Isolate every line in the data with the string "meeting" and copy it.
------------------------------------------------------------------------
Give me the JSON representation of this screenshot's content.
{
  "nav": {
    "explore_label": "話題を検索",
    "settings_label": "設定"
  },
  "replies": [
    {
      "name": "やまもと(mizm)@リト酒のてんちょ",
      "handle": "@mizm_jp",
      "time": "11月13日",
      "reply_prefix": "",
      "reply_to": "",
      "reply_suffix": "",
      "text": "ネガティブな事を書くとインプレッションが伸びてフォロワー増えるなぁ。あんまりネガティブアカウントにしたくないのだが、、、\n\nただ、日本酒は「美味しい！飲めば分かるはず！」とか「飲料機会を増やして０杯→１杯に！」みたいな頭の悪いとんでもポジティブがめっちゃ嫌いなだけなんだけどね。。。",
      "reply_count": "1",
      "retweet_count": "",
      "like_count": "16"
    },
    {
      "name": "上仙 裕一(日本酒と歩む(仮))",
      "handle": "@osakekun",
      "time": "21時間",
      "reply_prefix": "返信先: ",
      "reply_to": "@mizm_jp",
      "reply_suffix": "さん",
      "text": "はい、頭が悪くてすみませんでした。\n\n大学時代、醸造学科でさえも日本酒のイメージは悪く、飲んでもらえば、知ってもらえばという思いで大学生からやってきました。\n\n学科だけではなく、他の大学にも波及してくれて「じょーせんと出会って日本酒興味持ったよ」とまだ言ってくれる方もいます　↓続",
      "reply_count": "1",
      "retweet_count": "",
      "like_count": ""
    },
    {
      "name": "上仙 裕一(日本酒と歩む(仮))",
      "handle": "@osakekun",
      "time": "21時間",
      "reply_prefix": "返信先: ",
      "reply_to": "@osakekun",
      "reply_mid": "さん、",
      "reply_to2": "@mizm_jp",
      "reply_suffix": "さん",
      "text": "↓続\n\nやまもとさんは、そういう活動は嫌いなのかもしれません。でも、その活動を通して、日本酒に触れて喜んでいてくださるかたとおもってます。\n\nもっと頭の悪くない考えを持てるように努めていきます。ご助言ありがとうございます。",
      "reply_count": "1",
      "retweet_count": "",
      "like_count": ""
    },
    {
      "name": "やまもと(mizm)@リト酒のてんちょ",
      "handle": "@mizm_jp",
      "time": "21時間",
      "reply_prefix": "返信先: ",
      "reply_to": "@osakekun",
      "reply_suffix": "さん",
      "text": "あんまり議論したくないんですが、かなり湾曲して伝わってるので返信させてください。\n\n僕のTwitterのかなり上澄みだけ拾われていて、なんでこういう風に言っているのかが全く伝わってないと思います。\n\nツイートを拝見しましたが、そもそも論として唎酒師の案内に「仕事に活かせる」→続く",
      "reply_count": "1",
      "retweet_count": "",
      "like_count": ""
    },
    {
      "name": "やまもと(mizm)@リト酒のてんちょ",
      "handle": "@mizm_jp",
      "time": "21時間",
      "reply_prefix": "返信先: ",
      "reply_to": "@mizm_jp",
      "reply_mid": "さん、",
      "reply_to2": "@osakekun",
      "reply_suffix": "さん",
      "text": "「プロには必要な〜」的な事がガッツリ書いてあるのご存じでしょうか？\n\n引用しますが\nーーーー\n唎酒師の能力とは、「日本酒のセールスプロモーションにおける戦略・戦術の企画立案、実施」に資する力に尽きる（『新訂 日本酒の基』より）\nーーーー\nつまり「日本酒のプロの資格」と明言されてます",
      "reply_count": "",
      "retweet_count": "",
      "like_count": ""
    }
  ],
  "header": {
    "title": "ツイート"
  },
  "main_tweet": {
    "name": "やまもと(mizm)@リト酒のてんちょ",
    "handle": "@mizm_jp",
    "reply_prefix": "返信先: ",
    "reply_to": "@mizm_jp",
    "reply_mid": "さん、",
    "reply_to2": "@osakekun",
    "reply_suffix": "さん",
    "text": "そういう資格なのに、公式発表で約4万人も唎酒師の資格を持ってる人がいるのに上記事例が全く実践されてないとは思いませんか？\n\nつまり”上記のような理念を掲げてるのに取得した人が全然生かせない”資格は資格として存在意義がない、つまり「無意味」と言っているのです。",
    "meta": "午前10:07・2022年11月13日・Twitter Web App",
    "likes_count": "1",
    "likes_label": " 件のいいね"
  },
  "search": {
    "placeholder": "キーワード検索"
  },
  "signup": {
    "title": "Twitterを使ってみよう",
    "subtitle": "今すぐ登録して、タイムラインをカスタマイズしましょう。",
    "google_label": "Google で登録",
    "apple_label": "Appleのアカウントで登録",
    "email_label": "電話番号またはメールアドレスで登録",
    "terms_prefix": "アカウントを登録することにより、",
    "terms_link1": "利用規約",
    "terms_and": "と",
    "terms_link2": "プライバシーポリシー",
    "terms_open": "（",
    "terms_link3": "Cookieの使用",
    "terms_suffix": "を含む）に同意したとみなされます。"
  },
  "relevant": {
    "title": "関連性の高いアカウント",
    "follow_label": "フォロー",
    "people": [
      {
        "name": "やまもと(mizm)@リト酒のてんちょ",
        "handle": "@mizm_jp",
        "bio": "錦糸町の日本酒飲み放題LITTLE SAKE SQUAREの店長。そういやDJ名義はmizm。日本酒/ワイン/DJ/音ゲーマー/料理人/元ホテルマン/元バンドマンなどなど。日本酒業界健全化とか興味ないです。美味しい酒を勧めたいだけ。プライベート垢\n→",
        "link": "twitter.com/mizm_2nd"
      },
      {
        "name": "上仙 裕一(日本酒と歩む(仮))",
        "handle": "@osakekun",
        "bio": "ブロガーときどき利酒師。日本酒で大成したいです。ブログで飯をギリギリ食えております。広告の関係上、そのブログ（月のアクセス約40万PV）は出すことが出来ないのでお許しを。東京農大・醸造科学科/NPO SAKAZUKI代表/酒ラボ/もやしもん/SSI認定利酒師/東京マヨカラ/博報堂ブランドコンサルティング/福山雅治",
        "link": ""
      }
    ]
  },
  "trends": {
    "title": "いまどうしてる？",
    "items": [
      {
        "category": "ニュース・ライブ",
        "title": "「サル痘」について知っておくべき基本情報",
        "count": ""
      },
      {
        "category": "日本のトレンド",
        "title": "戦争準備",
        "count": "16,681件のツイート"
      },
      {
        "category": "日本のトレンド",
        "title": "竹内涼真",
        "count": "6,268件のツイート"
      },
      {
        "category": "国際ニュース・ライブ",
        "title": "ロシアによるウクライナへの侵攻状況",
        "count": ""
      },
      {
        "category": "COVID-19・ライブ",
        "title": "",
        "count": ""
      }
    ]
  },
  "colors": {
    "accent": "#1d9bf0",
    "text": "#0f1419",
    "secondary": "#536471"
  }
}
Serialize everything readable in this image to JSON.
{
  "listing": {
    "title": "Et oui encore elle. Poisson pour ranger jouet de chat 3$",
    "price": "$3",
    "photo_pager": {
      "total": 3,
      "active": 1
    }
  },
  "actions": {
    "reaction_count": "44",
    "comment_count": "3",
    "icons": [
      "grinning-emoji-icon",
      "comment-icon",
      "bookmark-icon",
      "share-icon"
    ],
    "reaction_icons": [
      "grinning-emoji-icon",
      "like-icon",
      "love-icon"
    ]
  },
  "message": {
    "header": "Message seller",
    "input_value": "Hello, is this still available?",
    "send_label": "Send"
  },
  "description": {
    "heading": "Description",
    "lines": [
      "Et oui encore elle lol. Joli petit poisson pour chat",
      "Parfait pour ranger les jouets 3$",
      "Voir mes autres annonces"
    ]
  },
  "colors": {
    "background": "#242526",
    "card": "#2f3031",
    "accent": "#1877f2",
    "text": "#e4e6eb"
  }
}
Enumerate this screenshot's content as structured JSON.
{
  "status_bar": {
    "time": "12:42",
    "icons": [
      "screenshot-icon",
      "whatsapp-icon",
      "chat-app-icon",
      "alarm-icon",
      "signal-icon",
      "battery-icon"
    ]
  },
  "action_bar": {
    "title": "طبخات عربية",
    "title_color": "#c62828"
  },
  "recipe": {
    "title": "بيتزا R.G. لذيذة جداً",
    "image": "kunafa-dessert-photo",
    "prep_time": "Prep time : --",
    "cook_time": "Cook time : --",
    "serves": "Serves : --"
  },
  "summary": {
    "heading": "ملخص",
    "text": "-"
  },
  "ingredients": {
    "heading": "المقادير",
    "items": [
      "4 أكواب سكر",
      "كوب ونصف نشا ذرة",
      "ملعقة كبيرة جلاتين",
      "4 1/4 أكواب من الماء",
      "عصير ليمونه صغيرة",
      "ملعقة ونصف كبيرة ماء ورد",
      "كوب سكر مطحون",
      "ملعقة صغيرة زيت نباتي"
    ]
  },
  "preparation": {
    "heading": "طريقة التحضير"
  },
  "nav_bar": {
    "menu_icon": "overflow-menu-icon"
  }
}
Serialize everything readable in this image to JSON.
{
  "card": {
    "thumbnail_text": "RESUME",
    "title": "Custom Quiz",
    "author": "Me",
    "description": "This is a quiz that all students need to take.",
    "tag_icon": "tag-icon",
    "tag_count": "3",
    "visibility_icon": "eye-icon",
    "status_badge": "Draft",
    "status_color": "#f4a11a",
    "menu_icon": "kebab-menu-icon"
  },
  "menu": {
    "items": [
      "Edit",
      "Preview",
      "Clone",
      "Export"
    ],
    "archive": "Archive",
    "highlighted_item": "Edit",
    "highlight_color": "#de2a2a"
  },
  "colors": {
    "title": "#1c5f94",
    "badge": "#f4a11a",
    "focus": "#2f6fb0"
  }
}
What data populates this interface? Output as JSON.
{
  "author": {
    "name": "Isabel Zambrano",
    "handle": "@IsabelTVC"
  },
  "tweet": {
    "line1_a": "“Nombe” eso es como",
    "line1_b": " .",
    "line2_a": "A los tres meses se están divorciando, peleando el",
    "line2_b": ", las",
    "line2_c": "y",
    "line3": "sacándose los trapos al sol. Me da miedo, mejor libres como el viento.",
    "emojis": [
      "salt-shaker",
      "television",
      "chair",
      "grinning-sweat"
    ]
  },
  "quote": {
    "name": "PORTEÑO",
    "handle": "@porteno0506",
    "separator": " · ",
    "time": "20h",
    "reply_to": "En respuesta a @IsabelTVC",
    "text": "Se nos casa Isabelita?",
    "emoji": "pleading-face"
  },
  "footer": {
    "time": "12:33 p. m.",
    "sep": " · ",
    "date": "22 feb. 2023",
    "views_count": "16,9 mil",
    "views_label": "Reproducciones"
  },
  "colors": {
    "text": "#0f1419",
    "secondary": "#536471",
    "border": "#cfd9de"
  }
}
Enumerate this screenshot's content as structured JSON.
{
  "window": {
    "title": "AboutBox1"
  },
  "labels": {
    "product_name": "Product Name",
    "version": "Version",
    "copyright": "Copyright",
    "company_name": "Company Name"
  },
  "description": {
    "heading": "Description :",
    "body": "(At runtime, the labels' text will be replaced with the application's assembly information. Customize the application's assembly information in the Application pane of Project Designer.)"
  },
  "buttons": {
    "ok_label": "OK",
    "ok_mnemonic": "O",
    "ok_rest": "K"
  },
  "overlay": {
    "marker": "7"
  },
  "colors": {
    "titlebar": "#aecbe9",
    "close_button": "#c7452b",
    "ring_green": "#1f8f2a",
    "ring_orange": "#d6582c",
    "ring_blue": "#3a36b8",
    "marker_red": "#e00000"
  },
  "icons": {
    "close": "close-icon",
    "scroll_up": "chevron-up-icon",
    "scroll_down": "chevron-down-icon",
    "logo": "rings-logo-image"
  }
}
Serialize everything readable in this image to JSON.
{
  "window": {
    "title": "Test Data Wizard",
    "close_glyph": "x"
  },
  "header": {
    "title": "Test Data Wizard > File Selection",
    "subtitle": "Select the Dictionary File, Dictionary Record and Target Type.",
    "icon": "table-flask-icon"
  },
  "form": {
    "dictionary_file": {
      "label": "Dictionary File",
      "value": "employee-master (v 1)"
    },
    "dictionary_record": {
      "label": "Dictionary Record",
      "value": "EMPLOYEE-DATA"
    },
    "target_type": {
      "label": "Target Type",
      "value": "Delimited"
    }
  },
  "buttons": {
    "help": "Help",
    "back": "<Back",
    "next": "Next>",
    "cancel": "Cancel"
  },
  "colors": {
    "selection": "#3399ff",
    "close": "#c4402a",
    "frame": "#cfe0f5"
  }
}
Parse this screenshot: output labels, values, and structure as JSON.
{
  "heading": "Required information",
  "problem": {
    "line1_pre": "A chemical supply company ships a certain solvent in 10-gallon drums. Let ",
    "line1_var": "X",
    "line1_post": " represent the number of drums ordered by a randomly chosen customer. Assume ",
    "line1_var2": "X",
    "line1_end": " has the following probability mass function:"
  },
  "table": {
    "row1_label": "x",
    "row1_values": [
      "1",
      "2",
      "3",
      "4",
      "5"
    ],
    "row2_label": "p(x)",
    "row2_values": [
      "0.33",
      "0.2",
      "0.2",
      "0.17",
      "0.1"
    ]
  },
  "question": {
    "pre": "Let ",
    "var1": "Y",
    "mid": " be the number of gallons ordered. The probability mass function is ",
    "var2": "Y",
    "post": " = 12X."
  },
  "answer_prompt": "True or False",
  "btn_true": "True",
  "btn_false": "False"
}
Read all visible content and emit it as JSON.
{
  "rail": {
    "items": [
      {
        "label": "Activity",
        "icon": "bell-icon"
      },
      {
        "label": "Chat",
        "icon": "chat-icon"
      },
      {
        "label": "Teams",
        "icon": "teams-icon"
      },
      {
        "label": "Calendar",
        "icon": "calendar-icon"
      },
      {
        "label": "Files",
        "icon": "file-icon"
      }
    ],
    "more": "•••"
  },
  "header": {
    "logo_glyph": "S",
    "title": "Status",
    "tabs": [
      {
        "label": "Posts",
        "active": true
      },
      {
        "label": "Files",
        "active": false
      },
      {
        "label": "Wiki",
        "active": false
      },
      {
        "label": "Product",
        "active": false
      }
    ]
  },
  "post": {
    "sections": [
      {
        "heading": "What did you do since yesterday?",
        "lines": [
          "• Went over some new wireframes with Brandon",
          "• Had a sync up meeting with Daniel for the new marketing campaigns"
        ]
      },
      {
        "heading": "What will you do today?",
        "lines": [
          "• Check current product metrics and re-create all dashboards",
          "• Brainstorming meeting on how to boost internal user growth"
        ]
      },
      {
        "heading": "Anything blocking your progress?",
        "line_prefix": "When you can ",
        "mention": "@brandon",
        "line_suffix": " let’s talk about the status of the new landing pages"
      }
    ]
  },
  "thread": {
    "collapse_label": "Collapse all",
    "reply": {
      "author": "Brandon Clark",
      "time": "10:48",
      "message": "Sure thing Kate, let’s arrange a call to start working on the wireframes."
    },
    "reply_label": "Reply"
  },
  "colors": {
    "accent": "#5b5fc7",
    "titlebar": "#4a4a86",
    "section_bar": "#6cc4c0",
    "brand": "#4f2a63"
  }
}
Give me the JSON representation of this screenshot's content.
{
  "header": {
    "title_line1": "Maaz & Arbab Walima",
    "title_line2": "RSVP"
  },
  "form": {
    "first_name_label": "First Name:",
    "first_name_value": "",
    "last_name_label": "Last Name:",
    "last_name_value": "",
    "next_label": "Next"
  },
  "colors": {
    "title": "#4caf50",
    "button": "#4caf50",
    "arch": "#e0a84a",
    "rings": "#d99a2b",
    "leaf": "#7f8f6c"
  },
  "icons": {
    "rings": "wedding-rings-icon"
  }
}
------------------------------------------------------------------------
• RESULT OF THIS TASK:
          "• Had a sync up meeting with Daniel for the new marketing campaigns"
          "• Brainstorming meeting on how to boost internal user growth"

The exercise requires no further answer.